_Entries provided_
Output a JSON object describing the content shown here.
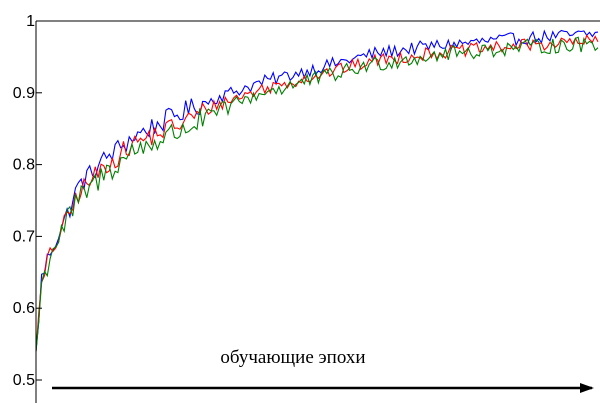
{
  "chart_data": {
    "type": "line",
    "title": "",
    "xlabel": "",
    "ylabel": "",
    "x_range": [
      0,
      199
    ],
    "ylim": [
      0.5,
      1.0
    ],
    "y_ticks": [
      "0.5",
      "0.6",
      "0.7",
      "0.8",
      "0.9",
      "1"
    ],
    "grid": false,
    "legend": "none",
    "annotation": "обучающие эпохи",
    "series": [
      {
        "color": "#0000ff",
        "anchors": [
          [
            0,
            0.54
          ],
          [
            2,
            0.64
          ],
          [
            5,
            0.68
          ],
          [
            10,
            0.72
          ],
          [
            15,
            0.77
          ],
          [
            25,
            0.81
          ],
          [
            35,
            0.84
          ],
          [
            50,
            0.87
          ],
          [
            65,
            0.895
          ],
          [
            80,
            0.915
          ],
          [
            100,
            0.935
          ],
          [
            120,
            0.955
          ],
          [
            140,
            0.965
          ],
          [
            160,
            0.972
          ],
          [
            180,
            0.978
          ],
          [
            199,
            0.982
          ]
        ],
        "noise": 0.009
      },
      {
        "color": "#ff0000",
        "anchors": [
          [
            0,
            0.54
          ],
          [
            2,
            0.63
          ],
          [
            5,
            0.675
          ],
          [
            10,
            0.715
          ],
          [
            15,
            0.76
          ],
          [
            25,
            0.8
          ],
          [
            35,
            0.83
          ],
          [
            50,
            0.855
          ],
          [
            65,
            0.885
          ],
          [
            80,
            0.905
          ],
          [
            100,
            0.925
          ],
          [
            120,
            0.945
          ],
          [
            140,
            0.955
          ],
          [
            160,
            0.962
          ],
          [
            180,
            0.968
          ],
          [
            199,
            0.972
          ]
        ],
        "noise": 0.009
      },
      {
        "color": "#008000",
        "anchors": [
          [
            0,
            0.54
          ],
          [
            2,
            0.63
          ],
          [
            5,
            0.675
          ],
          [
            10,
            0.715
          ],
          [
            15,
            0.75
          ],
          [
            25,
            0.79
          ],
          [
            35,
            0.82
          ],
          [
            50,
            0.845
          ],
          [
            65,
            0.875
          ],
          [
            80,
            0.9
          ],
          [
            100,
            0.92
          ],
          [
            120,
            0.94
          ],
          [
            140,
            0.952
          ],
          [
            160,
            0.96
          ],
          [
            180,
            0.965
          ],
          [
            199,
            0.968
          ]
        ],
        "noise": 0.011
      }
    ]
  }
}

_Task requirements_
Copy out all the records exactly, excluding pictures.

_Output below_
Output a JSON object describing the content shown here.
{
  "chart_data": {
    "type": "line",
    "title": "",
    "xlabel": "",
    "ylabel": "",
    "x_range": [
      0,
      199
    ],
    "ylim": [
      0.5,
      1.0
    ],
    "y_ticks": [
      "0.5",
      "0.6",
      "0.7",
      "0.8",
      "0.9",
      "1"
    ],
    "grid": false,
    "legend": "none",
    "annotation": "обучающие эпохи",
    "series": [
      {
        "color": "#0000ff",
        "anchors": [
          [
            0,
            0.54
          ],
          [
            2,
            0.64
          ],
          [
            5,
            0.68
          ],
          [
            10,
            0.72
          ],
          [
            15,
            0.77
          ],
          [
            25,
            0.81
          ],
          [
            35,
            0.84
          ],
          [
            50,
            0.87
          ],
          [
            65,
            0.895
          ],
          [
            80,
            0.915
          ],
          [
            100,
            0.935
          ],
          [
            120,
            0.955
          ],
          [
            140,
            0.965
          ],
          [
            160,
            0.972
          ],
          [
            180,
            0.978
          ],
          [
            199,
            0.982
          ]
        ],
        "noise": 0.009
      },
      {
        "color": "#ff0000",
        "anchors": [
          [
            0,
            0.54
          ],
          [
            2,
            0.63
          ],
          [
            5,
            0.675
          ],
          [
            10,
            0.715
          ],
          [
            15,
            0.76
          ],
          [
            25,
            0.8
          ],
          [
            35,
            0.83
          ],
          [
            50,
            0.855
          ],
          [
            65,
            0.885
          ],
          [
            80,
            0.905
          ],
          [
            100,
            0.925
          ],
          [
            120,
            0.945
          ],
          [
            140,
            0.955
          ],
          [
            160,
            0.962
          ],
          [
            180,
            0.968
          ],
          [
            199,
            0.972
          ]
        ],
        "noise": 0.009
      },
      {
        "color": "#008000",
        "anchors": [
          [
            0,
            0.54
          ],
          [
            2,
            0.63
          ],
          [
            5,
            0.675
          ],
          [
            10,
            0.715
          ],
          [
            15,
            0.75
          ],
          [
            25,
            0.79
          ],
          [
            35,
            0.82
          ],
          [
            50,
            0.845
          ],
          [
            65,
            0.875
          ],
          [
            80,
            0.9
          ],
          [
            100,
            0.92
          ],
          [
            120,
            0.94
          ],
          [
            140,
            0.952
          ],
          [
            160,
            0.96
          ],
          [
            180,
            0.965
          ],
          [
            199,
            0.968
          ]
        ],
        "noise": 0.011
      }
    ]
  }
}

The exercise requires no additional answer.